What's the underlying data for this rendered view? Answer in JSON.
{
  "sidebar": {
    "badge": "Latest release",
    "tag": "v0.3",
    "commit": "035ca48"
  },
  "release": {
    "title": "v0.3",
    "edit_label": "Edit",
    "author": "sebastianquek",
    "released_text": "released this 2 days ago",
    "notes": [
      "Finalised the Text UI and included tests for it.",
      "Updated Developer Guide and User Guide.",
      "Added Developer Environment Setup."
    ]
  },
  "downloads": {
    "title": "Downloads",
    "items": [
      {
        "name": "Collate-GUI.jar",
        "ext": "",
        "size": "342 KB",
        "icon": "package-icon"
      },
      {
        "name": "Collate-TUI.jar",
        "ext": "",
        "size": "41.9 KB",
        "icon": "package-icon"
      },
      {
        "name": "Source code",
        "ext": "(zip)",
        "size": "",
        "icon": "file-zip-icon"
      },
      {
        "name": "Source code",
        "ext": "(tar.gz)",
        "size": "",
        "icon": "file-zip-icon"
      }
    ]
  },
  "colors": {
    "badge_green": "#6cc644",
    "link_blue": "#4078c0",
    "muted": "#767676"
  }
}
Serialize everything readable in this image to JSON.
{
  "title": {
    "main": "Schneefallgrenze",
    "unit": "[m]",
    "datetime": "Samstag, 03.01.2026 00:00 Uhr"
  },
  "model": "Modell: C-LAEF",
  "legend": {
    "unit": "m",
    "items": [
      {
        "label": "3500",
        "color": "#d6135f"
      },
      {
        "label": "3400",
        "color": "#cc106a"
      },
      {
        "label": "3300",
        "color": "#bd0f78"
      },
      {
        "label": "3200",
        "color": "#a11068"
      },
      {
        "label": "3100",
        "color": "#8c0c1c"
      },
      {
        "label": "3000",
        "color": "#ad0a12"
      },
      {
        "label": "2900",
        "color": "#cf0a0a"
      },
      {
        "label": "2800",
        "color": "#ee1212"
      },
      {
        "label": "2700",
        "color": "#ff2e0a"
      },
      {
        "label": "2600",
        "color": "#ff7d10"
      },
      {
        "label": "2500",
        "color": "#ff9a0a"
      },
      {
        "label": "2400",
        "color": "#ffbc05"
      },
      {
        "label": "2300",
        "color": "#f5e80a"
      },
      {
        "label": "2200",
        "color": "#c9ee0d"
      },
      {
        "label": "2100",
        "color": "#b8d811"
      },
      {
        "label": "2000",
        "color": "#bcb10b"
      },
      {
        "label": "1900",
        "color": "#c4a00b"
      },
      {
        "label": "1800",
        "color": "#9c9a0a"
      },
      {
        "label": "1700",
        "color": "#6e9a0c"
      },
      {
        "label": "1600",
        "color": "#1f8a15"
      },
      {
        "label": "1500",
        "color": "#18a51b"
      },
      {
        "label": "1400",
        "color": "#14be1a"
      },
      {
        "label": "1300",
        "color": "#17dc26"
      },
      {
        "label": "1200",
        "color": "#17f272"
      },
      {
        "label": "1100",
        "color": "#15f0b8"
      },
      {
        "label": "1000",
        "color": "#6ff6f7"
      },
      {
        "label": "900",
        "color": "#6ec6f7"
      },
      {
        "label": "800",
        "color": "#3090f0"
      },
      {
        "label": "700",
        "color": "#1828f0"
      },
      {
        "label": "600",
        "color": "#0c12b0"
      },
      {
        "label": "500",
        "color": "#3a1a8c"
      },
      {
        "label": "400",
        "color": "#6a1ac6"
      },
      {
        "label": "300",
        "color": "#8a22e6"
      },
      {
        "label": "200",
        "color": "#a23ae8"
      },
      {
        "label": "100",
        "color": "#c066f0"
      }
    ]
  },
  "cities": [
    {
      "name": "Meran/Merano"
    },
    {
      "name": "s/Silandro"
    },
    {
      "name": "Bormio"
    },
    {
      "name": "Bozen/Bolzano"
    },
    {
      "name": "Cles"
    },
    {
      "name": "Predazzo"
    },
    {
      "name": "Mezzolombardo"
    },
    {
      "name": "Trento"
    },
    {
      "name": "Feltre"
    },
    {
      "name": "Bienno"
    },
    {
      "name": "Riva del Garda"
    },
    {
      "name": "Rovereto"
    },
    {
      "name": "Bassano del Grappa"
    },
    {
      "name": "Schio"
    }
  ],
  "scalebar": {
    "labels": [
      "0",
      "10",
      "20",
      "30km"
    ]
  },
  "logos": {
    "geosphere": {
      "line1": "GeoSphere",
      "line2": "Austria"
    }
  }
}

==========

What the task requires – Nothing may be left out: return each entry exactly as it reads.

Solution for this task –
What's the underlying data for this rendered view? Answer in JSON.
{
  "sidebar": {
    "badge": "Latest release",
    "tag": "v0.3",
    "commit": "035ca48"
  },
  "release": {
    "title": "v0.3",
    "edit_label": "Edit",
    "author": "sebastianquek",
    "released_text": "released this 2 days ago",
    "notes": [
      "Finalised the Text UI and included tests for it.",
      "Updated Developer Guide and User Guide.",
      "Added Developer Environment Setup."
    ]
  },
  "downloads": {
    "title": "Downloads",
    "items": [
      {
        "name": "Collate-GUI.jar",
        "ext": "",
        "size": "342 KB",
        "icon": "package-icon"
      },
      {
        "name": "Collate-TUI.jar",
        "ext": "",
        "size": "41.9 KB",
        "icon": "package-icon"
      },
      {
        "name": "Source code",
        "ext": "(zip)",
        "size": "",
        "icon": "file-zip-icon"
      },
      {
        "name": "Source code",
        "ext": "(tar.gz)",
        "size": "",
        "icon": "file-zip-icon"
      }
    ]
  },
  "colors": {
    "badge_green": "#6cc644",
    "link_blue": "#4078c0",
    "muted": "#767676"
  }
}
Serialize everything readable in this image to JSON.
{
  "title": {
    "main": "Schneefallgrenze",
    "unit": "[m]",
    "datetime": "Samstag, 03.01.2026 00:00 Uhr"
  },
  "model": "Modell: C-LAEF",
  "legend": {
    "unit": "m",
    "items": [
      {
        "label": "3500",
        "color": "#d6135f"
      },
      {
        "label": "3400",
        "color": "#cc106a"
      },
      {
        "label": "3300",
        "color": "#bd0f78"
      },
      {
        "label": "3200",
        "color": "#a11068"
      },
      {
        "label": "3100",
        "color": "#8c0c1c"
      },
      {
        "label": "3000",
        "color": "#ad0a12"
      },
      {
        "label": "2900",
        "color": "#cf0a0a"
      },
      {
        "label": "2800",
        "color": "#ee1212"
      },
      {
        "label": "2700",
        "color": "#ff2e0a"
      },
      {
        "label": "2600",
        "color": "#ff7d10"
      },
      {
        "label": "2500",
        "color": "#ff9a0a"
      },
      {
        "label": "2400",
        "color": "#ffbc05"
      },
      {
        "label": "2300",
        "color": "#f5e80a"
      },
      {
        "label": "2200",
        "color": "#c9ee0d"
      },
      {
        "label": "2100",
        "color": "#b8d811"
      },
      {
        "label": "2000",
        "color": "#bcb10b"
      },
      {
        "label": "1900",
        "color": "#c4a00b"
      },
      {
        "label": "1800",
        "color": "#9c9a0a"
      },
      {
        "label": "1700",
        "color": "#6e9a0c"
      },
      {
        "label": "1600",
        "color": "#1f8a15"
      },
      {
        "label": "1500",
        "color": "#18a51b"
      },
      {
        "label": "1400",
        "color": "#14be1a"
      },
      {
        "label": "1300",
        "color": "#17dc26"
      },
      {
        "label": "1200",
        "color": "#17f272"
      },
      {
        "label": "1100",
        "color": "#15f0b8"
      },
      {
        "label": "1000",
        "color": "#6ff6f7"
      },
      {
        "label": "900",
        "color": "#6ec6f7"
      },
      {
        "label": "800",
        "color": "#3090f0"
      },
      {
        "label": "700",
        "color": "#1828f0"
      },
      {
        "label": "600",
        "color": "#0c12b0"
      },
      {
        "label": "500",
        "color": "#3a1a8c"
      },
      {
        "label": "400",
        "color": "#6a1ac6"
      },
      {
        "label": "300",
        "color": "#8a22e6"
      },
      {
        "label": "200",
        "color": "#a23ae8"
      },
      {
        "label": "100",
        "color": "#c066f0"
      }
    ]
  },
  "cities": [
    {
      "name": "Meran/Merano"
    },
    {
      "name": "s/Silandro"
    },
    {
      "name": "Bormio"
    },
    {
      "name": "Bozen/Bolzano"
    },
    {
      "name": "Cles"
    },
    {
      "name": "Predazzo"
    },
    {
      "name": "Mezzolombardo"
    },
    {
      "name": "Trento"
    },
    {
      "name": "Feltre"
    },
    {
      "name": "Bienno"
    },
    {
      "name": "Riva del Garda"
    },
    {
      "name": "Rovereto"
    },
    {
      "name": "Bassano del Grappa"
    },
    {
      "name": "Schio"
    }
  ],
  "scalebar": {
    "labels": [
      "0",
      "10",
      "20",
      "30km"
    ]
  },
  "logos": {
    "geosphere": {
      "line1": "GeoSphere",
      "line2": "Austria"
    }
  }
}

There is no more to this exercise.